Given instruction. Every line that holds the string "Auxiliar" is to be identified and copied.
-------------------------
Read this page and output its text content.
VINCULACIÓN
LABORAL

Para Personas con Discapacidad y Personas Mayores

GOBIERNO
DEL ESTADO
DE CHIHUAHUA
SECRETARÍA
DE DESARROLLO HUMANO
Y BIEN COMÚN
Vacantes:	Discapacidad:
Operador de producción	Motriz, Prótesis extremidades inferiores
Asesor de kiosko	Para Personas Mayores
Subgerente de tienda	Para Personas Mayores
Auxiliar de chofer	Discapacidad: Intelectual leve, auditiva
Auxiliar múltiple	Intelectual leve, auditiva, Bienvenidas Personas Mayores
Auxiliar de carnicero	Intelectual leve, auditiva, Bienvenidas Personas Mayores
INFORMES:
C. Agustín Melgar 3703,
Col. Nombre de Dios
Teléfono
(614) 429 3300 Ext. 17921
-------------------------
Task solution.
Auxiliar de chofer	Discapacidad: Intelectual leve, auditiva
Auxiliar múltiple	Intelectual leve, auditiva, Bienvenidas Personas Mayores
Auxiliar de carnicero	Intelectual leve, auditiva, Bienvenidas Personas Mayores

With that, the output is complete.